EXERCISE PROMPT
Copy, from the entries below, each line in which the string "Mundo" appears.

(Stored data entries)
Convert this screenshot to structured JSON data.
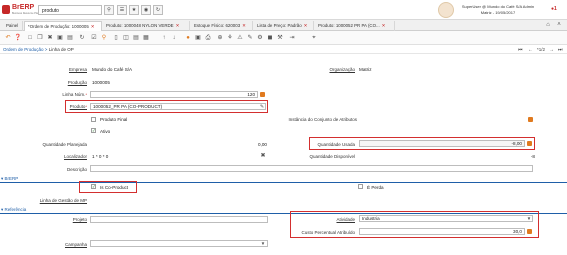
{
  "app": {
    "logo_text": "BrERP",
    "logo_sub": "Business Resource Planning",
    "search_value": "produto",
    "user_line1": "SuperUser @ Mundo do Café S/A Admin",
    "user_line2": "Matriz - 19/05/2017",
    "alert_count": "1"
  },
  "tabs": [
    {
      "label": "Painel"
    },
    {
      "label": "*Ordem de Produção: 1000005"
    },
    {
      "label": "Produto: 1000048 NYLON VERDE"
    },
    {
      "label": "Estoque Físico: 620003"
    },
    {
      "label": "Lista de Preço: Padrão"
    },
    {
      "label": "Produto: 1000052 PR PA (CO..."
    }
  ],
  "breadcrumb": {
    "parent": "Ordem de Produção",
    "separator": ">",
    "current": "Linha de OP",
    "record_pos": "*1/2"
  },
  "form": {
    "empresa_label": "Empresa",
    "empresa_value": "Mundo do Café S/A",
    "organizacao_label": "Organização",
    "organizacao_value": "Matriz",
    "producao_label": "Produção",
    "producao_value": "1000005",
    "linha_label": "Linha Núm.",
    "linha_value": "120",
    "produto_label": "Produto",
    "produto_value": "1000052_PR PA (CO-PRODUCT)",
    "produto_final_label": "Produto Final",
    "instancia_label": "Instância do Conjunto de Atributos",
    "ativo_label": "Ativo",
    "qtd_planejada_label": "Quantidade Planejada",
    "qtd_planejada_value": "0,00",
    "qtd_usada_label": "Quantidade Usada",
    "qtd_usada_value": "-8,00",
    "localizador_label": "Localizador",
    "localizador_value": "1 * 0 * 0",
    "qtd_disponivel_label": "Quantidade Disponível",
    "qtd_disponivel_value": "-8",
    "descricao_label": "Descrição",
    "brerp_section": "BrERP",
    "is_coproduct_label": "Is Co-Product",
    "e_perda_label": "É Perda",
    "linha_gestao_label": "Linha de Gestão de MP",
    "referencia_section": "Referência",
    "projeto_label": "Projeto",
    "atividade_label": "Atividade",
    "atividade_value": "Industria",
    "custo_label": "Custo Percentual Atribuído",
    "custo_value": "30,0",
    "campanha_label": "Campanha"
  },
  "colors": {
    "brand_red": "#c62828",
    "link_blue": "#1f5fa8",
    "accent_orange": "#e07a1f",
    "highlight_border": "#d32f2f"
  }
}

COMPLETE ANSWER
    "user_line1": "SuperUser @ Mundo do Café S/A Admin",
    "empresa_value": "Mundo do Café S/A",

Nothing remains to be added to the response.